Arrange every line of the items below as a numbered list, leaving out blank lines and any pictures.

•••

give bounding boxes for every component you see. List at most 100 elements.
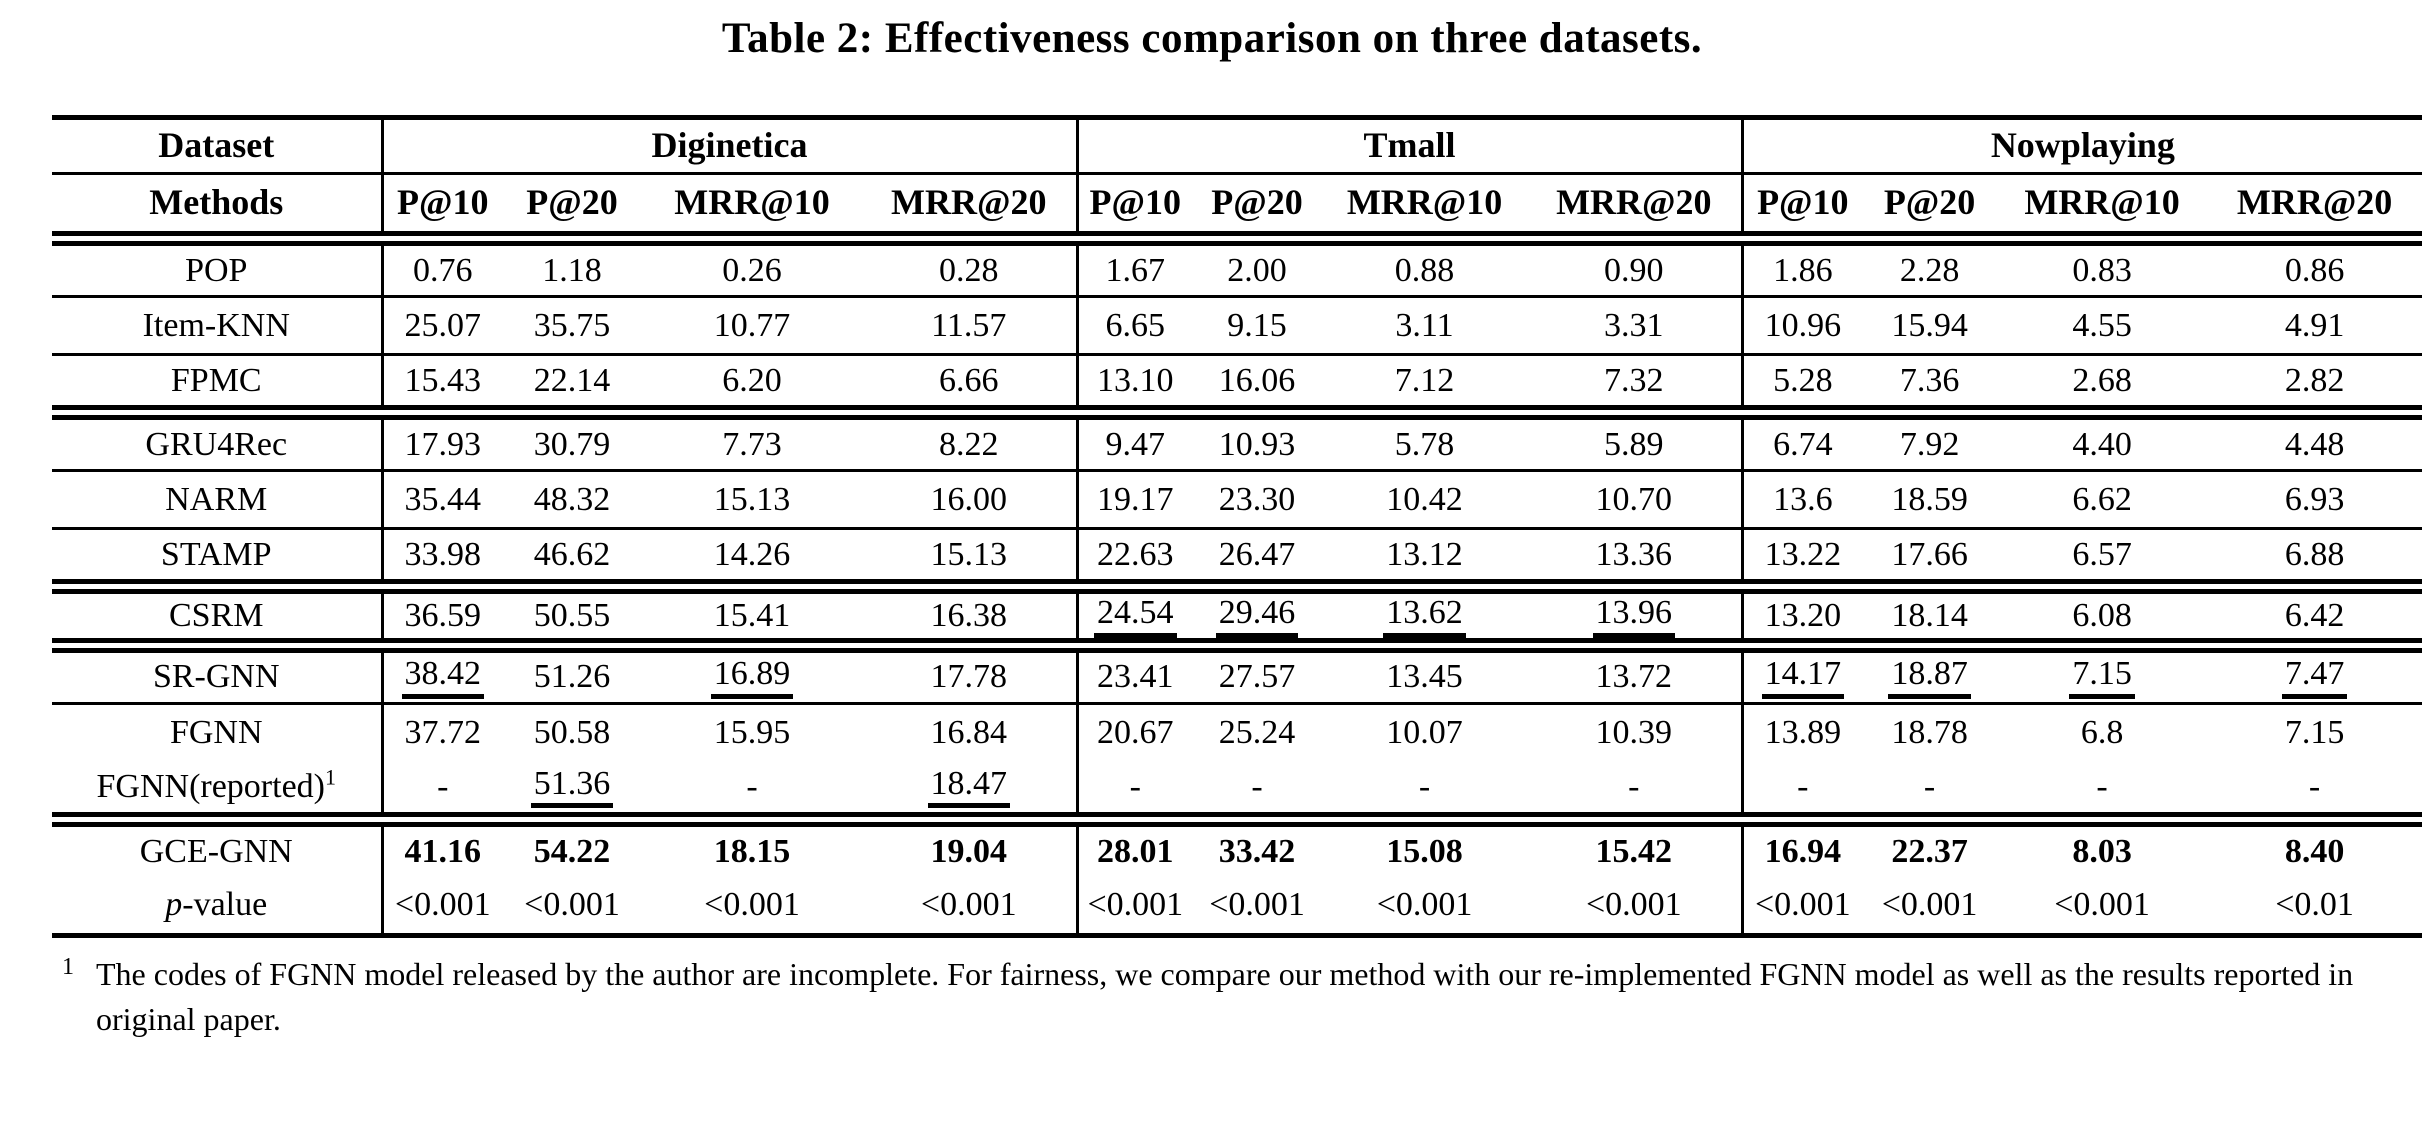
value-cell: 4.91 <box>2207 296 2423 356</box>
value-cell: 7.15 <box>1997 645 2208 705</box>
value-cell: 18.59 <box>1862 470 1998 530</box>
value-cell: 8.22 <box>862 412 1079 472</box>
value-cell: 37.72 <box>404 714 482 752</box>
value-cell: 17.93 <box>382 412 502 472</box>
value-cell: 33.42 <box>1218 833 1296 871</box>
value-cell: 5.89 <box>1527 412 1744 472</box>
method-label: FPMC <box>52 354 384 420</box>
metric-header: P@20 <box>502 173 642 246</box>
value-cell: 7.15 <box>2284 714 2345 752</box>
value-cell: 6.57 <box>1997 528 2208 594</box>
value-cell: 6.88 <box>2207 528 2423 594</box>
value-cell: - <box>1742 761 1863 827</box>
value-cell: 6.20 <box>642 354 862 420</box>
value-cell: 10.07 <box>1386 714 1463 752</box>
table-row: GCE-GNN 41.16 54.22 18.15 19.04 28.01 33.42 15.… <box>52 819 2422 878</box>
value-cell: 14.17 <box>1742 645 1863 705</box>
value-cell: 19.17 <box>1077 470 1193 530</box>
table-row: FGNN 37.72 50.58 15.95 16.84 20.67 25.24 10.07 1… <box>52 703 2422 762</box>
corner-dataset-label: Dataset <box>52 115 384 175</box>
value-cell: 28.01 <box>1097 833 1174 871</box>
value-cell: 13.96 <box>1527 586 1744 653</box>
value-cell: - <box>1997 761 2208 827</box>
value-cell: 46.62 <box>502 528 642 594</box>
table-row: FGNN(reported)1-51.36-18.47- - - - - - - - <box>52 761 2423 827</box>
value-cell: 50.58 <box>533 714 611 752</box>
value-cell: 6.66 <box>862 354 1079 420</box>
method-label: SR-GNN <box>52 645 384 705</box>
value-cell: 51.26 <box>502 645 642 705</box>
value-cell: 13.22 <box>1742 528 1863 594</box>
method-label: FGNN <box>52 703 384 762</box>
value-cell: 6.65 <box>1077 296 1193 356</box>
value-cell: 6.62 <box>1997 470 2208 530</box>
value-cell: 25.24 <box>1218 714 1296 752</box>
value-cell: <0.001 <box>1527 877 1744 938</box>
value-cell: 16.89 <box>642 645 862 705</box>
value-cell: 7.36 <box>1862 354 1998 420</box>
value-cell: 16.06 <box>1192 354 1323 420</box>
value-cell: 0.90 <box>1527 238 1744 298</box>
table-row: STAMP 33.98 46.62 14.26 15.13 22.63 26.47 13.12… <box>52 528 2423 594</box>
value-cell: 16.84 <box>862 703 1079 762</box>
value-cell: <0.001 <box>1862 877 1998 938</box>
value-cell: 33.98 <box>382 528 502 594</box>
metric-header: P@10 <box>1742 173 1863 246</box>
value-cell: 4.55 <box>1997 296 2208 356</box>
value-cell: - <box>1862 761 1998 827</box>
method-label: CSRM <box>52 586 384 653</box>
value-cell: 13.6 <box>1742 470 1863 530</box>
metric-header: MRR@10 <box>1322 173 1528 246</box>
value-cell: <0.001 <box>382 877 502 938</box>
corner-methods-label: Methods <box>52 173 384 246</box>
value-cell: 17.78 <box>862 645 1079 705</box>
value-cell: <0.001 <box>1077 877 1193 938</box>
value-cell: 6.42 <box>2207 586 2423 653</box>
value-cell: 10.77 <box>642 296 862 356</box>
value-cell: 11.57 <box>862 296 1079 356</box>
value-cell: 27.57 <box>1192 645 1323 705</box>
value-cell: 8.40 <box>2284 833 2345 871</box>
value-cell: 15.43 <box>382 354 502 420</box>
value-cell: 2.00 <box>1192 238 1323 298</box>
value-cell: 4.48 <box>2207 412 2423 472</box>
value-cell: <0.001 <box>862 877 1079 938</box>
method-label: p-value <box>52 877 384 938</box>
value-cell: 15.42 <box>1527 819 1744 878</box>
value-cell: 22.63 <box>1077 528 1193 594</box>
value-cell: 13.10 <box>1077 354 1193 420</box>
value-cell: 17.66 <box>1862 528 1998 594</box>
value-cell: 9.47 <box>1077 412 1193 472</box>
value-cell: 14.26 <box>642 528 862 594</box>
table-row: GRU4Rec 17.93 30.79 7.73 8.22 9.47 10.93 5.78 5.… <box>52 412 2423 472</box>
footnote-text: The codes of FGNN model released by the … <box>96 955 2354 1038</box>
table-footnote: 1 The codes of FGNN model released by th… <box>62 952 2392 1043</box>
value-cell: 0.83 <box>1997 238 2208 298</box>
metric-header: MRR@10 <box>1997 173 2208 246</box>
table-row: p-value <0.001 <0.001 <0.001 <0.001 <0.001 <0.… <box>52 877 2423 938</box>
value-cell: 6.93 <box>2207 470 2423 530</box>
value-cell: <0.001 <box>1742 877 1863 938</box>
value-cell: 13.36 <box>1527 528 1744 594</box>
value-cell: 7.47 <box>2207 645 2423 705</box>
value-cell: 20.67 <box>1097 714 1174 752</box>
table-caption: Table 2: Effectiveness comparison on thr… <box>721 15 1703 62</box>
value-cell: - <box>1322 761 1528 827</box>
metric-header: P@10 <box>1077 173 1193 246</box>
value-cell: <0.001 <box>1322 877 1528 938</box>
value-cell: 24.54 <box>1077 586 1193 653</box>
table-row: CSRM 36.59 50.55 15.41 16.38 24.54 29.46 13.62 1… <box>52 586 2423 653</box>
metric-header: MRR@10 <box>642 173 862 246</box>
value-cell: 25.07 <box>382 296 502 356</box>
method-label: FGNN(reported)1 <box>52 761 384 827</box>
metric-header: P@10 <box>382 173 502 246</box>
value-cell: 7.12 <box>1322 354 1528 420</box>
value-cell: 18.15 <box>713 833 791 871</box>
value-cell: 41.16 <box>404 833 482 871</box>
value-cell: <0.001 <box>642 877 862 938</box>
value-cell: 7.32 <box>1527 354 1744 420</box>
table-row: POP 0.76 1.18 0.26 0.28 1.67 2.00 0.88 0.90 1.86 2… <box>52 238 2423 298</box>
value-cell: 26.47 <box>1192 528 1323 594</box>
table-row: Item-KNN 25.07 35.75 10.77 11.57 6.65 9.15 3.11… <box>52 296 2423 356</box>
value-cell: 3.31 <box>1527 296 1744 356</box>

•••

#### Worked solution:
1. give bounding boxes for every component you see. List at most 100 elements.
2. value-cell: 4.91 <box>2207 296 2423 356</box>
3. value-cell: 7.15 <box>1997 645 2208 705</box>
4. value-cell: 18.59 <box>1862 470 1998 530</box>
5. value-cell: 8.22 <box>862 412 1079 472</box>
6. value-cell: 37.72 <box>404 714 482 752</box>
7. value-cell: 17.93 <box>382 412 502 472</box>
8. value-cell: 33.42 <box>1218 833 1296 871</box>
9. value-cell: 5.89 <box>1527 412 1744 472</box>
10. method-label: FPMC <box>52 354 384 420</box>
11. metric-header: P@20 <box>502 173 642 246</box>
12. value-cell: 7.15 <box>2284 714 2345 752</box>
13. value-cell: 6.57 <box>1997 528 2208 594</box>
14. value-cell: 6.88 <box>2207 528 2423 594</box>
15. value-cell: - <box>1742 761 1863 827</box>
16. value-cell: 6.20 <box>642 354 862 420</box>
17. value-cell: 10.07 <box>1386 714 1463 752</box>
18. table-row: GCE-GNN 41.16 54.22 18.15 19.04 28.01 33.42 15.… <box>52 819 2422 878</box>
19. value-cell: 14.17 <box>1742 645 1863 705</box>
20. value-cell: 19.17 <box>1077 470 1193 530</box>
21. table-row: FGNN 37.72 50.58 15.95 16.84 20.67 25.24 10.07 1… <box>52 703 2422 762</box>
22. corner-dataset-label: Dataset <box>52 115 384 175</box>
23. value-cell: 28.01 <box>1097 833 1174 871</box>
24. value-cell: 13.96 <box>1527 586 1744 653</box>
25. value-cell: - <box>1997 761 2208 827</box>
26. value-cell: 46.62 <box>502 528 642 594</box>
27. table-row: FGNN(reported)1-51.36-18.47- - - - - - - - <box>52 761 2423 827</box>
28. value-cell: 50.58 <box>533 714 611 752</box>
29. value-cell: 6.66 <box>862 354 1079 420</box>
30. method-label: SR-GNN <box>52 645 384 705</box>
31. value-cell: 51.26 <box>502 645 642 705</box>
32. value-cell: 13.22 <box>1742 528 1863 594</box>
33. method-label: FGNN <box>52 703 384 762</box>
34. value-cell: 6.65 <box>1077 296 1193 356</box>
35. value-cell: 6.62 <box>1997 470 2208 530</box>
36. value-cell: 25.24 <box>1218 714 1296 752</box>
37. value-cell: <0.001 <box>1527 877 1744 938</box>
38. value-cell: 16.89 <box>642 645 862 705</box>
39. value-cell: 7.36 <box>1862 354 1998 420</box>
40. value-cell: 16.06 <box>1192 354 1323 420</box>
41. value-cell: 0.90 <box>1527 238 1744 298</box>
42. table-row: STAMP 33.98 46.62 14.26 15.13 22.63 26.47 13.12… <box>52 528 2423 594</box>
43. value-cell: 16.84 <box>862 703 1079 762</box>
44. value-cell: <0.001 <box>1862 877 1998 938</box>
45. value-cell: 33.98 <box>382 528 502 594</box>
46. metric-header: P@10 <box>1742 173 1863 246</box>
47. value-cell: 4.55 <box>1997 296 2208 356</box>
48. value-cell: - <box>1862 761 1998 827</box>
49. method-label: CSRM <box>52 586 384 653</box>
50. value-cell: 13.6 <box>1742 470 1863 530</box>
51. metric-header: MRR@10 <box>1322 173 1528 246</box>
52. value-cell: <0.001 <box>382 877 502 938</box>
53. corner-methods-label: Methods <box>52 173 384 246</box>
54. value-cell: 17.78 <box>862 645 1079 705</box>
55. value-cell: <0.001 <box>1077 877 1193 938</box>
56. value-cell: 6.42 <box>2207 586 2423 653</box>
57. value-cell: 10.77 <box>642 296 862 356</box>
58. value-cell: 11.57 <box>862 296 1079 356</box>
59. value-cell: 27.57 <box>1192 645 1323 705</box>
60. value-cell: 8.40 <box>2284 833 2345 871</box>
61. value-cell: 15.43 <box>382 354 502 420</box>
62. value-cell: 2.00 <box>1192 238 1323 298</box>
63. value-cell: 4.48 <box>2207 412 2423 472</box>
64. value-cell: <0.001 <box>862 877 1079 938</box>
65. method-label: p-value <box>52 877 384 938</box>
66. value-cell: 15.42 <box>1527 819 1744 878</box>
67. value-cell: 22.63 <box>1077 528 1193 594</box>
68. value-cell: 13.10 <box>1077 354 1193 420</box>
69. value-cell: 17.66 <box>1862 528 1998 594</box>
70. value-cell: 9.47 <box>1077 412 1193 472</box>
71. value-cell: 14.26 <box>642 528 862 594</box>
72. table-row: GRU4Rec 17.93 30.79 7.73 8.22 9.47 10.93 5.78 5.… <box>52 412 2423 472</box>
73. footnote-text: The codes of FGNN model released by the … <box>96 955 2354 1038</box>
74. table-footnote: 1 The codes of FGNN model released by th… <box>62 952 2392 1043</box>
75. value-cell: 0.83 <box>1997 238 2208 298</box>
76. metric-header: MRR@10 <box>1997 173 2208 246</box>
77. table-row: p-value <0.001 <0.001 <0.001 <0.001 <0.001 <0.… <box>52 877 2423 938</box>
78. value-cell: 6.93 <box>2207 470 2423 530</box>
79. value-cell: <0.001 <box>1742 877 1863 938</box>
80. value-cell: 13.36 <box>1527 528 1744 594</box>
81. value-cell: 7.47 <box>2207 645 2423 705</box>
82. value-cell: 20.67 <box>1097 714 1174 752</box>
83. table-caption: Table 2: Effectiveness comparison on thr… <box>721 15 1703 62</box>
84. value-cell: - <box>1322 761 1528 827</box>
85. metric-header: P@10 <box>1077 173 1193 246</box>
86. value-cell: <0.001 <box>1322 877 1528 938</box>
87. value-cell: 24.54 <box>1077 586 1193 653</box>
88. table-row: CSRM 36.59 50.55 15.41 16.38 24.54 29.46 13.62 1… <box>52 586 2423 653</box>
89. metric-header: MRR@10 <box>642 173 862 246</box>
90. value-cell: 25.07 <box>382 296 502 356</box>
91. method-label: FGNN(reported)1 <box>52 761 384 827</box>
92. metric-header: P@10 <box>382 173 502 246</box>
93. value-cell: 7.12 <box>1322 354 1528 420</box>
94. value-cell: 18.15 <box>713 833 791 871</box>
95. value-cell: 41.16 <box>404 833 482 871</box>
96. value-cell: <0.001 <box>642 877 862 938</box>
97. value-cell: 7.32 <box>1527 354 1744 420</box>
98. table-row: POP 0.76 1.18 0.26 0.28 1.67 2.00 0.88 0.90 1.86 2… <box>52 238 2423 298</box>
99. value-cell: 26.47 <box>1192 528 1323 594</box>
100. table-row: Item-KNN 25.07 35.75 10.77 11.57 6.65 9.15 3.11… <box>52 296 2423 356</box>
101. value-cell: 3.31 <box>1527 296 1744 356</box>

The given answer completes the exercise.